Data shown
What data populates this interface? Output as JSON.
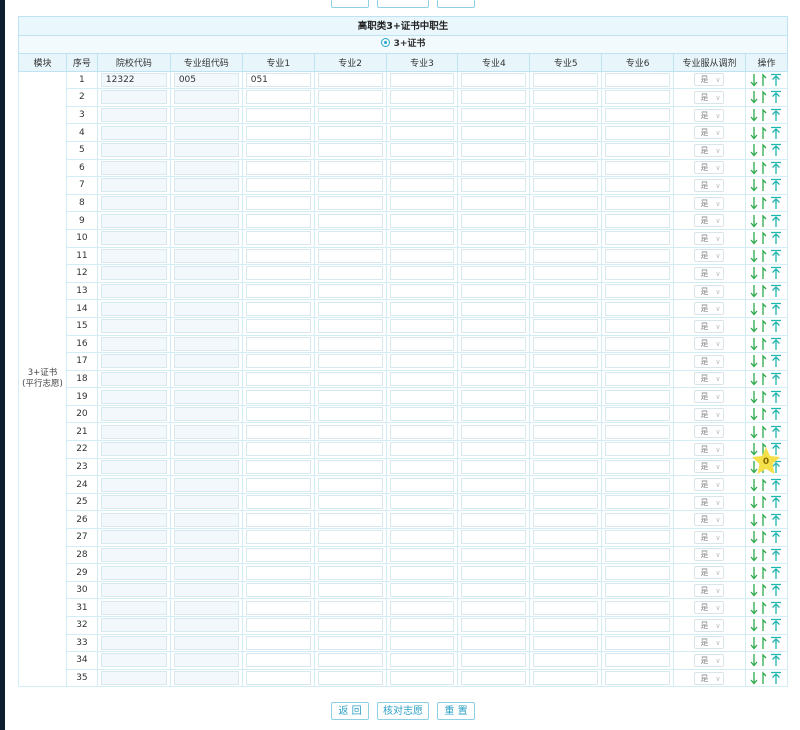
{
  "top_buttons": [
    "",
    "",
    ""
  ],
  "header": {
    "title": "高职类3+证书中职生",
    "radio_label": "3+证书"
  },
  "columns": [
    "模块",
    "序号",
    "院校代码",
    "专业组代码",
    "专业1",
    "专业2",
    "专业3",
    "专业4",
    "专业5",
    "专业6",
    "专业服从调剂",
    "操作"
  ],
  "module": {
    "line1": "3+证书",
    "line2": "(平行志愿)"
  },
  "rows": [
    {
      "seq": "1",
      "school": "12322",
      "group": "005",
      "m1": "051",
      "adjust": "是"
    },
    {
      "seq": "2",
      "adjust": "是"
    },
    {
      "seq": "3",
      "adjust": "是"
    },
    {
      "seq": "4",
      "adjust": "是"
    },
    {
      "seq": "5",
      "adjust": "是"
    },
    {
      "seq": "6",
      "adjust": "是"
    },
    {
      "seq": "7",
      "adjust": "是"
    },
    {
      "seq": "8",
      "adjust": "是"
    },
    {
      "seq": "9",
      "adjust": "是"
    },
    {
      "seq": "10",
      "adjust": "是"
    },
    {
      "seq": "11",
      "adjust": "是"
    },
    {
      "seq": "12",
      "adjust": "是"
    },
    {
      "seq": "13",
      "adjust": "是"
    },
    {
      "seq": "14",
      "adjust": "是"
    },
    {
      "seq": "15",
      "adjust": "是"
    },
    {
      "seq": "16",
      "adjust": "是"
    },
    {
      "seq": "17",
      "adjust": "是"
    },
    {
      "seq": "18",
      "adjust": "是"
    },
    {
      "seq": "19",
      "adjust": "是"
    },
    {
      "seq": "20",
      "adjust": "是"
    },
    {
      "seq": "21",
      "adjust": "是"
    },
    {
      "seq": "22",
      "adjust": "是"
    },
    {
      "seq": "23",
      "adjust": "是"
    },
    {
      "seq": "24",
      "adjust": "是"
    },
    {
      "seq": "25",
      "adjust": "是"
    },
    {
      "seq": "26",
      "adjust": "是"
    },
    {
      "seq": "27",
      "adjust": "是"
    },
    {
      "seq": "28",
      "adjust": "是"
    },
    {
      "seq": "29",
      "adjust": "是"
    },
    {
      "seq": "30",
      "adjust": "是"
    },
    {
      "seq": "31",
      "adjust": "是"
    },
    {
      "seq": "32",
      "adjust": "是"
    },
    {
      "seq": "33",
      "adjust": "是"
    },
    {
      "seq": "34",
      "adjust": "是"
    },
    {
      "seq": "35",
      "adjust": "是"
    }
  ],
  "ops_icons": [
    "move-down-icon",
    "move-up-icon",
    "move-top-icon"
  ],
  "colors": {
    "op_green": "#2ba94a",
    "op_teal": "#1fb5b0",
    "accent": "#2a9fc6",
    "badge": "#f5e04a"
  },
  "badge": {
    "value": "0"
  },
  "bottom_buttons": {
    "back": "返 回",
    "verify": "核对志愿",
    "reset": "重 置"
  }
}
---
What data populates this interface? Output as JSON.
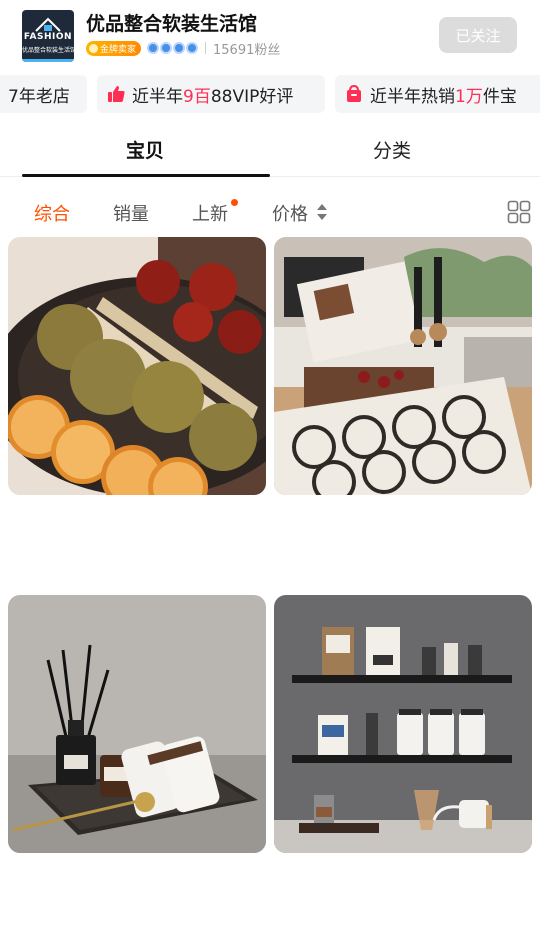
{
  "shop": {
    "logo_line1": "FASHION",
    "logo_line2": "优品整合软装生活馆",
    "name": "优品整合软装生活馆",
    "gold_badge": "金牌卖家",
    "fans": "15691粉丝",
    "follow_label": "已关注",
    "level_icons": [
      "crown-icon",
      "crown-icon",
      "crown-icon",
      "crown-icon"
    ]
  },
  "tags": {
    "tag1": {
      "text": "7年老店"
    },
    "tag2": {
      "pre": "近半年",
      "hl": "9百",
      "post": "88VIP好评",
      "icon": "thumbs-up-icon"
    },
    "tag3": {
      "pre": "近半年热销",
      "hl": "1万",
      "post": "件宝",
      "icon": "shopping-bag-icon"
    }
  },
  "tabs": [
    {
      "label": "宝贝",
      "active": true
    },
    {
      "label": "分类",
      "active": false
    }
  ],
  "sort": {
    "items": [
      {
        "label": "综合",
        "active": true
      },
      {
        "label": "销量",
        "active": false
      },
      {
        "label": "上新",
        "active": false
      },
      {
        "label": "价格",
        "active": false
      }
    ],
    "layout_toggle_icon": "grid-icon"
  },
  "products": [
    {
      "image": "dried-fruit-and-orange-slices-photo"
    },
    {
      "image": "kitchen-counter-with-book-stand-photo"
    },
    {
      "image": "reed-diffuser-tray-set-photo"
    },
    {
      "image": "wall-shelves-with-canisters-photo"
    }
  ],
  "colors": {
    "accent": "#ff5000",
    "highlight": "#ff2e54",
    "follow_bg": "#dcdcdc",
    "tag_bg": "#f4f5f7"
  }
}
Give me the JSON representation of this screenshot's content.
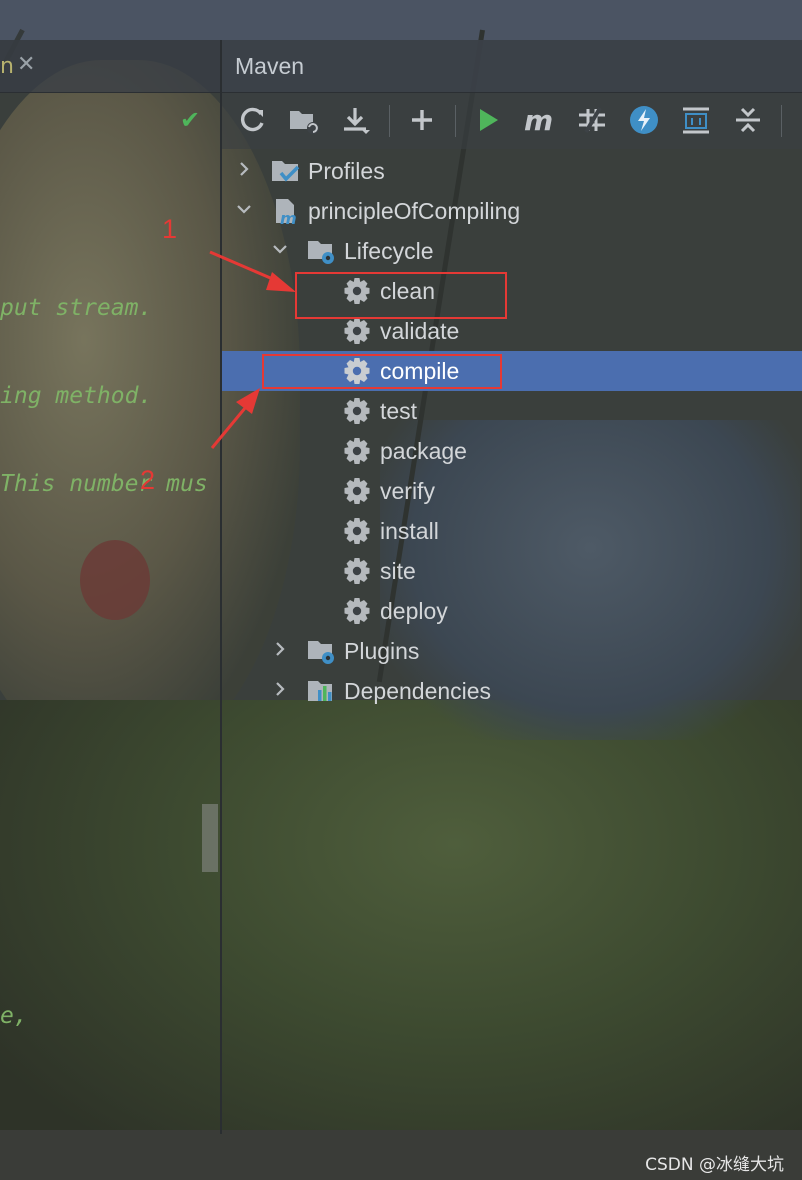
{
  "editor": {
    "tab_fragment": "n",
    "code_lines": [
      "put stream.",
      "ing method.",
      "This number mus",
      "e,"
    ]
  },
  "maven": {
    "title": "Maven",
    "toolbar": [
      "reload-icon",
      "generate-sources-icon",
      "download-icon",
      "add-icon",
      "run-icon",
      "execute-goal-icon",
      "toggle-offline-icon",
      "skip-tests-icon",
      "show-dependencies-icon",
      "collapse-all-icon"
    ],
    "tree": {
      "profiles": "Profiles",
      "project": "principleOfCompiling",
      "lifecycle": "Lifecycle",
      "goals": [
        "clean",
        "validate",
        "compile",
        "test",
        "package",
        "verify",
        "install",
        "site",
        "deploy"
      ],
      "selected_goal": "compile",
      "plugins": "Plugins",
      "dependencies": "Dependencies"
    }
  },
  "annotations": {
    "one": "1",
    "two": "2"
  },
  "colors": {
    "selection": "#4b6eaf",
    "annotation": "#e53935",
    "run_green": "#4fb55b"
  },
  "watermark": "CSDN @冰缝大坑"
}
* * *
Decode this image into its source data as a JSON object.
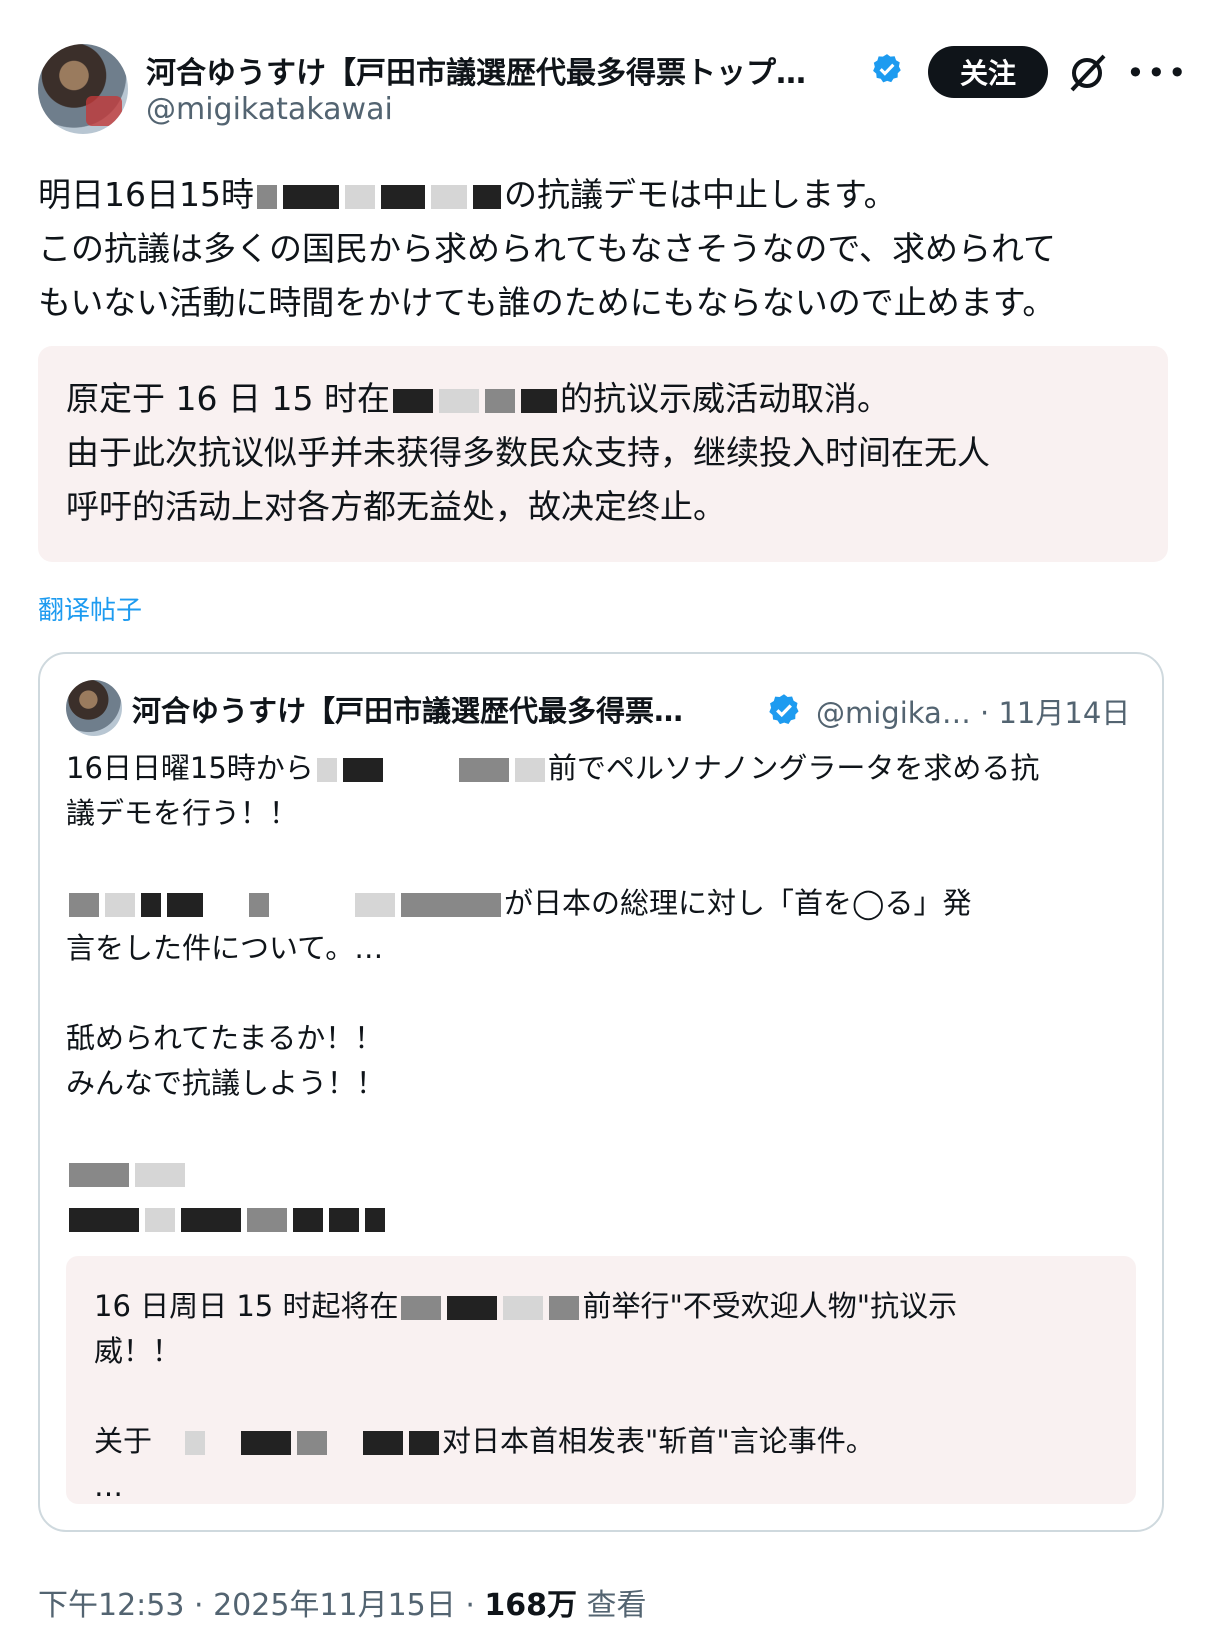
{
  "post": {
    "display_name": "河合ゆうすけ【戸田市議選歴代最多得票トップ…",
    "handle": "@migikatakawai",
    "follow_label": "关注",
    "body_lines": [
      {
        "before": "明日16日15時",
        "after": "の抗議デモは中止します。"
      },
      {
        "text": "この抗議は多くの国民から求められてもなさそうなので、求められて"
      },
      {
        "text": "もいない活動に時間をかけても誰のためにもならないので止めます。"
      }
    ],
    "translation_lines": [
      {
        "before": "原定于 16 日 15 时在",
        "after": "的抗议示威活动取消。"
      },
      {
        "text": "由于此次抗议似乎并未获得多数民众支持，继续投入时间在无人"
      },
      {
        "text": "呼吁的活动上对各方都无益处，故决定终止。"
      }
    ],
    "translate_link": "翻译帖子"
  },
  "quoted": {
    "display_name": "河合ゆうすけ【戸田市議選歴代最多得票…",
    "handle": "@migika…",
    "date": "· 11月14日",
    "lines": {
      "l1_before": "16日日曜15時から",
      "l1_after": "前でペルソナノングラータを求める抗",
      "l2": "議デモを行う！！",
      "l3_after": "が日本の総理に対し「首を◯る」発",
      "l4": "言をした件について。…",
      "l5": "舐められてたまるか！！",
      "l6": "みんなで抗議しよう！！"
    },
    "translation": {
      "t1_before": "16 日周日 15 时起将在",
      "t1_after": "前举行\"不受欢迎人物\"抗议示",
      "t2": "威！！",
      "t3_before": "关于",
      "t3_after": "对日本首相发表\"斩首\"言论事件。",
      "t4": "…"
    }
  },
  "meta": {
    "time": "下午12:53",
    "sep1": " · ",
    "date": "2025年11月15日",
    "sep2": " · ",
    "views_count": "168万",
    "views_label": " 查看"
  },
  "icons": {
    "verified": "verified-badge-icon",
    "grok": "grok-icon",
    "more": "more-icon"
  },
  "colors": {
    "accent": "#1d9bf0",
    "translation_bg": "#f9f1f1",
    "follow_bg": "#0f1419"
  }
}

Aim
In the entries above, find every line holding the word "河合ゆうすけ" and copy it out.

Full solution
    "display_name": "河合ゆうすけ【戸田市議選歴代最多得票トップ…",
    "display_name": "河合ゆうすけ【戸田市議選歴代最多得票…",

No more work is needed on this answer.